Task to complete:
Look through the data below and return each line where "Open" appears.

Data for this task:

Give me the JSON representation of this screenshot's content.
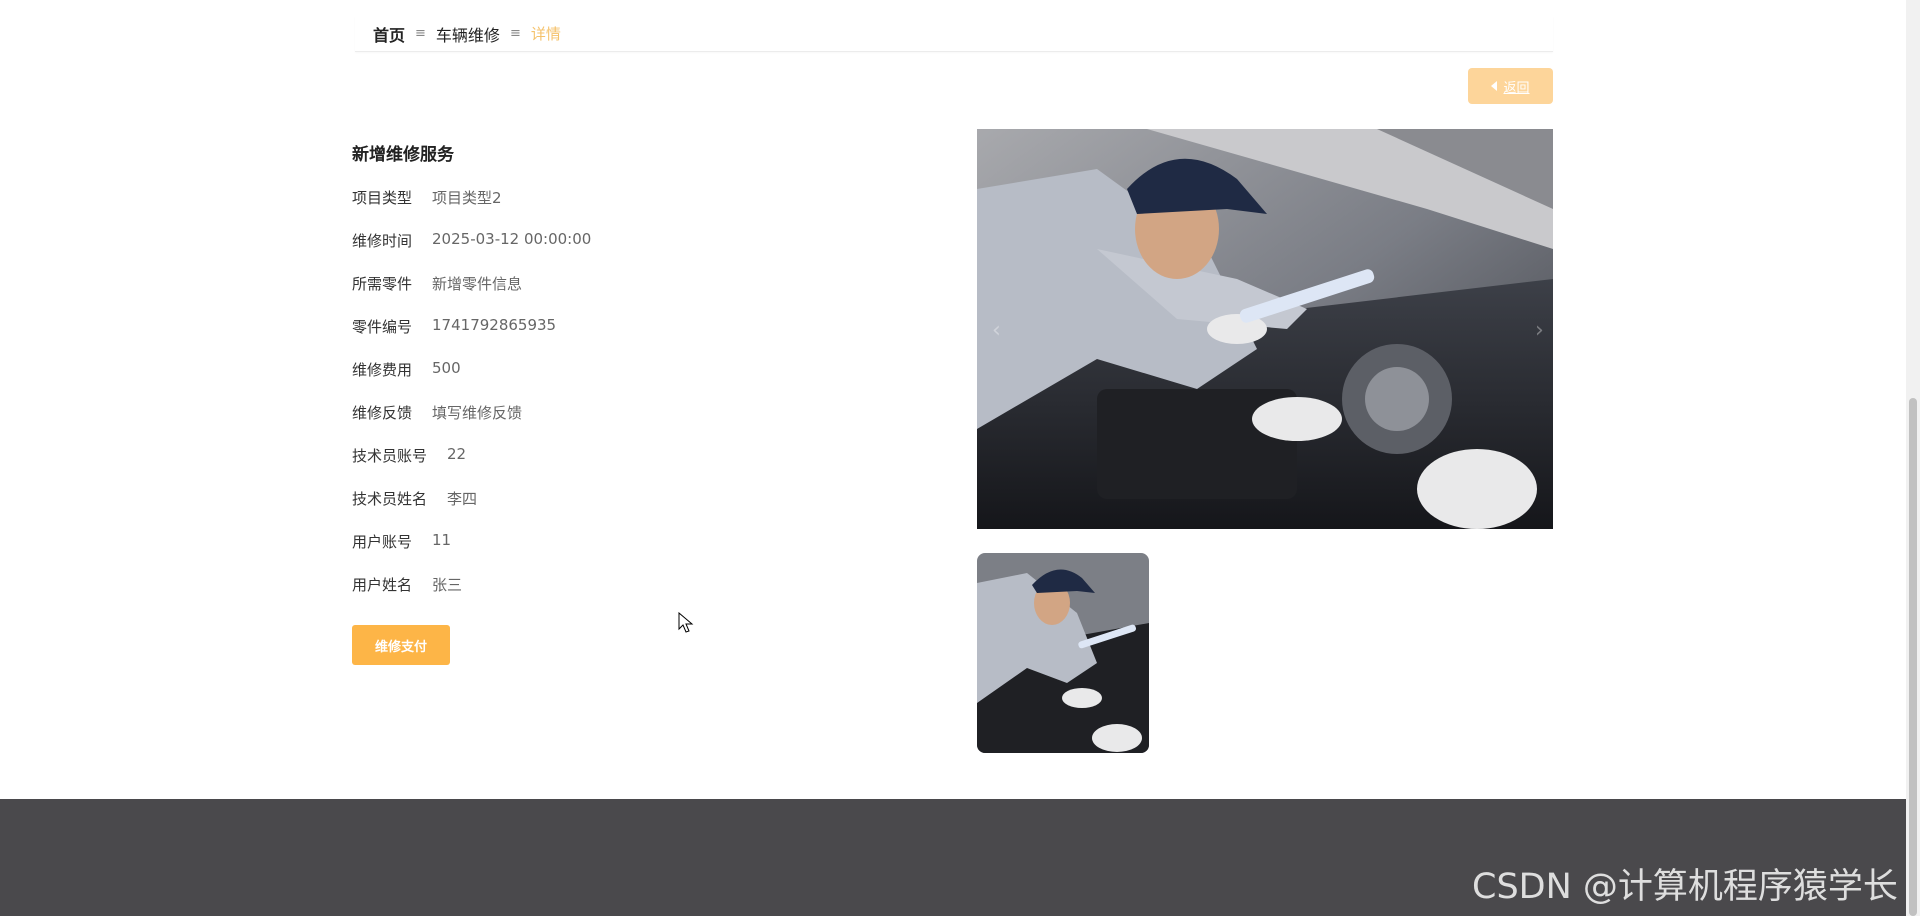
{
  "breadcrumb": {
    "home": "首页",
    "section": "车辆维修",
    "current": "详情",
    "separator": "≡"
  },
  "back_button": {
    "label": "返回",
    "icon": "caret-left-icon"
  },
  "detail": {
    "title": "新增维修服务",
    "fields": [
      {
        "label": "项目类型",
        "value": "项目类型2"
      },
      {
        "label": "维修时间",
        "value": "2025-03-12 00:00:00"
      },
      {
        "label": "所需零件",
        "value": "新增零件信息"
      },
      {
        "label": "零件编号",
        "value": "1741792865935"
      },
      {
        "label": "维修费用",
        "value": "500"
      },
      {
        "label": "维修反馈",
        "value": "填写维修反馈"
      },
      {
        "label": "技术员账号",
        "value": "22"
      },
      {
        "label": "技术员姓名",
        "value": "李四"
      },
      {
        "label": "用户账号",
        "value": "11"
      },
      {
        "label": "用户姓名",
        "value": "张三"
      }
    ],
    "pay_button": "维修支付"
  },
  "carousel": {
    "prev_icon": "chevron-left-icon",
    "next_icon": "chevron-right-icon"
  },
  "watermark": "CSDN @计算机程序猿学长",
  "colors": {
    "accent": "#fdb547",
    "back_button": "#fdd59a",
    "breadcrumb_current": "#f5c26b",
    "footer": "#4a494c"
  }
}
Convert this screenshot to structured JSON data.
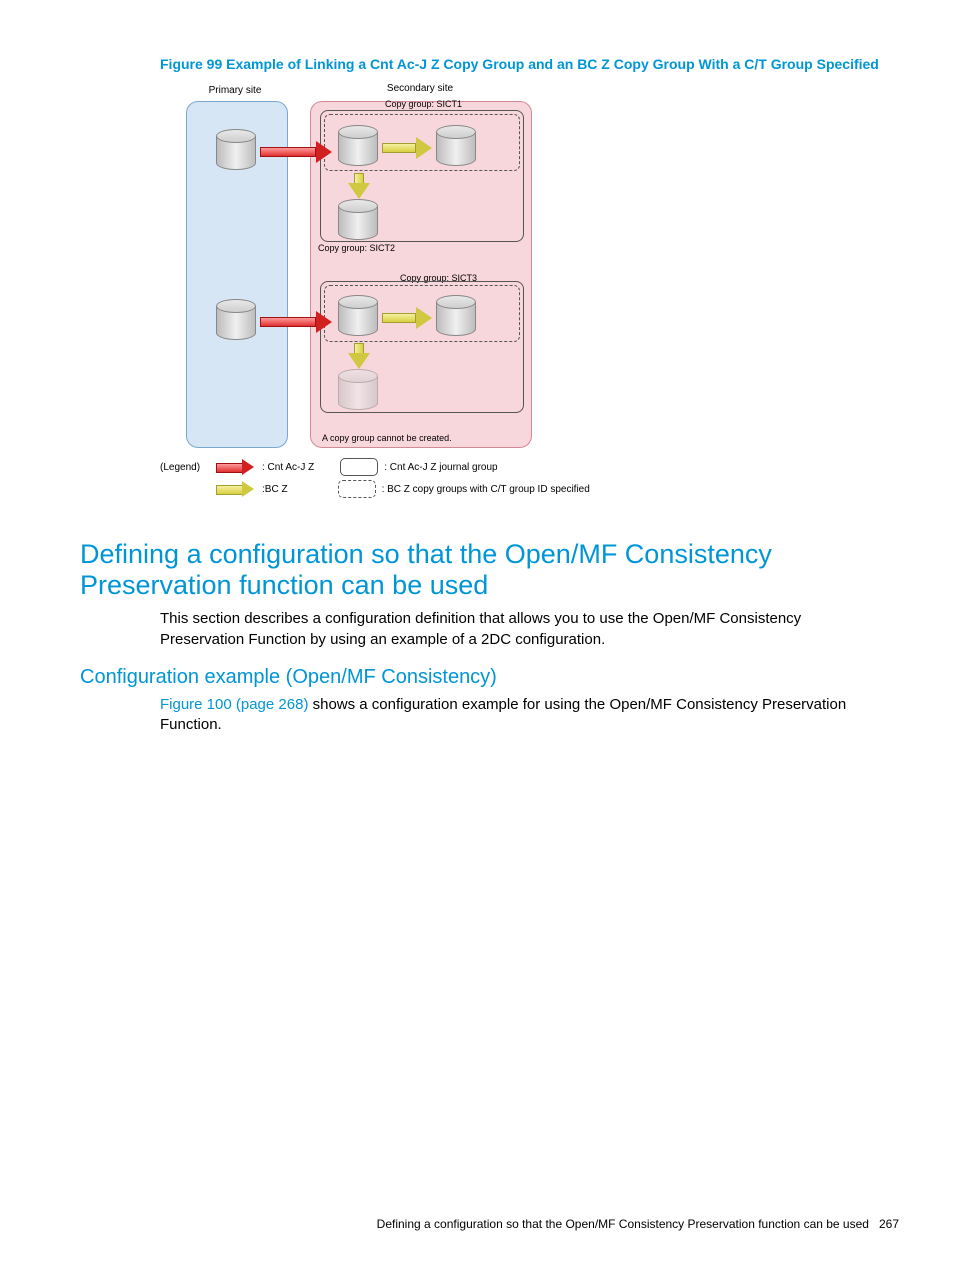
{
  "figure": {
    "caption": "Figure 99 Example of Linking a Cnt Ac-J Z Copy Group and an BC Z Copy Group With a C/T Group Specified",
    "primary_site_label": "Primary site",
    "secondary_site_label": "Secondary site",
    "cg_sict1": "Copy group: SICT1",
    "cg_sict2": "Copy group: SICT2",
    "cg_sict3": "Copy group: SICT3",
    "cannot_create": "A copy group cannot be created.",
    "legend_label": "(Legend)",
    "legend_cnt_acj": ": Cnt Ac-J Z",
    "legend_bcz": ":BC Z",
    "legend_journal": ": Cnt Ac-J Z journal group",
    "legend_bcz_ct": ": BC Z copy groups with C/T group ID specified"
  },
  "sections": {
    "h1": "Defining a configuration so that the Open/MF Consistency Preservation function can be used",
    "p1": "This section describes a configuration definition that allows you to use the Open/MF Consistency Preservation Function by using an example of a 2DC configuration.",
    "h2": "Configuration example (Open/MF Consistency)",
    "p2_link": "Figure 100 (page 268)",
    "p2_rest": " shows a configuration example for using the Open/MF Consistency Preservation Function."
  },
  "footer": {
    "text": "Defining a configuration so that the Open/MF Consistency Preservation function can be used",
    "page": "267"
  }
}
==
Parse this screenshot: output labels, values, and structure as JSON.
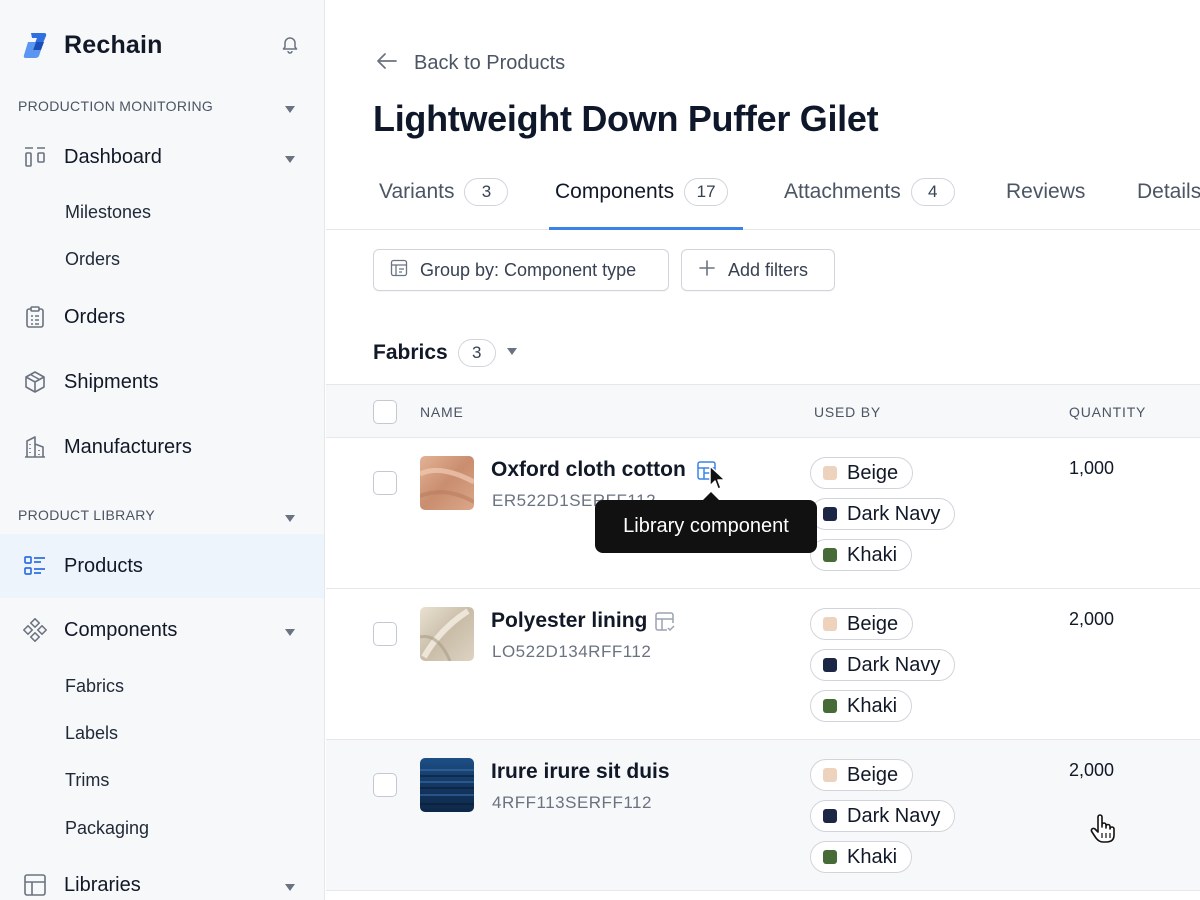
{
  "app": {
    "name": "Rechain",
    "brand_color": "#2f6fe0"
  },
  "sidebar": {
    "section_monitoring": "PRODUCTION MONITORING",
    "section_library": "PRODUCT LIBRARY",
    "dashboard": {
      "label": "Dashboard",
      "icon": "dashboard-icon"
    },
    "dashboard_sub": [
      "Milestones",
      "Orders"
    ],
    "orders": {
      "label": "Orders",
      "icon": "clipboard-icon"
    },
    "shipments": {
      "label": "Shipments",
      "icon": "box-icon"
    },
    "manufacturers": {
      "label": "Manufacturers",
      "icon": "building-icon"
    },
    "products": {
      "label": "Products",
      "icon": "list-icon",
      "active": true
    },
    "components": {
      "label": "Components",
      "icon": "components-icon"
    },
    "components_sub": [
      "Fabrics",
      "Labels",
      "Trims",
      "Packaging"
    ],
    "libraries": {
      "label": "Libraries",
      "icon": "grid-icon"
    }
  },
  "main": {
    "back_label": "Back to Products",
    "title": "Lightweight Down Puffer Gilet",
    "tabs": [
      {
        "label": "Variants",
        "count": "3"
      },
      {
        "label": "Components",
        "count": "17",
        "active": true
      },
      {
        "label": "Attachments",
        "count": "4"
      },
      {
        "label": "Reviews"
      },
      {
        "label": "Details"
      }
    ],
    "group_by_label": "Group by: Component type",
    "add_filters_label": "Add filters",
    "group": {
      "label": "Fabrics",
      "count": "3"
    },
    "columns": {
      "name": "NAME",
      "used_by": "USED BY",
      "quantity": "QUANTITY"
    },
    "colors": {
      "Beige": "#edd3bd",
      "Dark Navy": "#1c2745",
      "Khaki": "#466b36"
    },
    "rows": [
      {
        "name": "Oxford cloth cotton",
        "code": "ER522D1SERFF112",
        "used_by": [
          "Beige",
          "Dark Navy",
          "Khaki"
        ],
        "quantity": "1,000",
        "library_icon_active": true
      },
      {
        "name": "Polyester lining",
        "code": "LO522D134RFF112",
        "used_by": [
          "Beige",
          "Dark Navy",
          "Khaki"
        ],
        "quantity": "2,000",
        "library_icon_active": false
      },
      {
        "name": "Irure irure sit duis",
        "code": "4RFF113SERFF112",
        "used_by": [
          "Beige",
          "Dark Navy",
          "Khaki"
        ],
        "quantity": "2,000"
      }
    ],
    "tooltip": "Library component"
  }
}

Full answer:
    "h1": "Defining a configuration so that the Open/MF Consistency Preservation function can be used",
    "p1": "This section describes a configuration definition that allows you to use the Open/MF Consistency Preservation Function by using an example of a 2DC configuration.",
    "h2": "Configuration example (Open/MF Consistency)",
    "p2_rest": " shows a configuration example for using the Open/MF Consistency Preservation Function."
    "text": "Defining a configuration so that the Open/MF Consistency Preservation function can be used",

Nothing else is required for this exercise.